**What this task involves:** Extract the complete listing and repeat it word for word.

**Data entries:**
▼
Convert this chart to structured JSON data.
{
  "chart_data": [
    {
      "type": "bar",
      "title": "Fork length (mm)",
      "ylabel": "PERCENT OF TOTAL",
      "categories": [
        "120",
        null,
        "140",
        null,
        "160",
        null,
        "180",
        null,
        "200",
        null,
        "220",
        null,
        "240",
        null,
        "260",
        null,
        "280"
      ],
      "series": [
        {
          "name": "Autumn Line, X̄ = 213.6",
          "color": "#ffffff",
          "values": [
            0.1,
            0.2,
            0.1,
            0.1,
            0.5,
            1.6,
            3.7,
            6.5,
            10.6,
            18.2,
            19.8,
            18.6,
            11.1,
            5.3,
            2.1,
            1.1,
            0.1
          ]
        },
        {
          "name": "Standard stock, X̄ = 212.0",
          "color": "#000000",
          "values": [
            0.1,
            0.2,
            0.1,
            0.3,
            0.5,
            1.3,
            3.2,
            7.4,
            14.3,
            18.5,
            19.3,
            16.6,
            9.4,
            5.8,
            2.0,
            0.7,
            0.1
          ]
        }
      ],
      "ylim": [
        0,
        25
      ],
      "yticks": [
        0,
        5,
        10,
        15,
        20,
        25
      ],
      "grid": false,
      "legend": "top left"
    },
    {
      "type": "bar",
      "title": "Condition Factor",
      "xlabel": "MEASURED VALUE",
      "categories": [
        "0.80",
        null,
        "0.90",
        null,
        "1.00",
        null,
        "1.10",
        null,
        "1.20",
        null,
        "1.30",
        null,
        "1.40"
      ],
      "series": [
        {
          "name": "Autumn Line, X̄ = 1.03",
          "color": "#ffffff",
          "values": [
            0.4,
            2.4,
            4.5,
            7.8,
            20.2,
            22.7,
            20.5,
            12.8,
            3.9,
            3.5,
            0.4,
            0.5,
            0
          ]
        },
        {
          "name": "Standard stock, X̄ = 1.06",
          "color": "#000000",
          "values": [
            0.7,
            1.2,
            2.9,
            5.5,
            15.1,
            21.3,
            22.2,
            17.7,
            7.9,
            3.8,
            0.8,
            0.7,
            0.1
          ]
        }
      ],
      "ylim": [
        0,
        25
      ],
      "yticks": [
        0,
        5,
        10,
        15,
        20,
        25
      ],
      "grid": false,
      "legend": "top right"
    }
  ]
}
▲
**Worked solution:**
Convert this chart to structured JSON data.
{
  "chart_data": [
    {
      "type": "bar",
      "title": "Fork length (mm)",
      "ylabel": "PERCENT OF TOTAL",
      "categories": [
        "120",
        null,
        "140",
        null,
        "160",
        null,
        "180",
        null,
        "200",
        null,
        "220",
        null,
        "240",
        null,
        "260",
        null,
        "280"
      ],
      "series": [
        {
          "name": "Autumn Line, X̄ = 213.6",
          "color": "#ffffff",
          "values": [
            0.1,
            0.2,
            0.1,
            0.1,
            0.5,
            1.6,
            3.7,
            6.5,
            10.6,
            18.2,
            19.8,
            18.6,
            11.1,
            5.3,
            2.1,
            1.1,
            0.1
          ]
        },
        {
          "name": "Standard stock, X̄ = 212.0",
          "color": "#000000",
          "values": [
            0.1,
            0.2,
            0.1,
            0.3,
            0.5,
            1.3,
            3.2,
            7.4,
            14.3,
            18.5,
            19.3,
            16.6,
            9.4,
            5.8,
            2.0,
            0.7,
            0.1
          ]
        }
      ],
      "ylim": [
        0,
        25
      ],
      "yticks": [
        0,
        5,
        10,
        15,
        20,
        25
      ],
      "grid": false,
      "legend": "top left"
    },
    {
      "type": "bar",
      "title": "Condition Factor",
      "xlabel": "MEASURED VALUE",
      "categories": [
        "0.80",
        null,
        "0.90",
        null,
        "1.00",
        null,
        "1.10",
        null,
        "1.20",
        null,
        "1.30",
        null,
        "1.40"
      ],
      "series": [
        {
          "name": "Autumn Line, X̄ = 1.03",
          "color": "#ffffff",
          "values": [
            0.4,
            2.4,
            4.5,
            7.8,
            20.2,
            22.7,
            20.5,
            12.8,
            3.9,
            3.5,
            0.4,
            0.5,
            0
          ]
        },
        {
          "name": "Standard stock, X̄ = 1.06",
          "color": "#000000",
          "values": [
            0.7,
            1.2,
            2.9,
            5.5,
            15.1,
            21.3,
            22.2,
            17.7,
            7.9,
            3.8,
            0.8,
            0.7,
            0.1
          ]
        }
      ],
      "ylim": [
        0,
        25
      ],
      "yticks": [
        0,
        5,
        10,
        15,
        20,
        25
      ],
      "grid": false,
      "legend": "top right"
    }
  ]
}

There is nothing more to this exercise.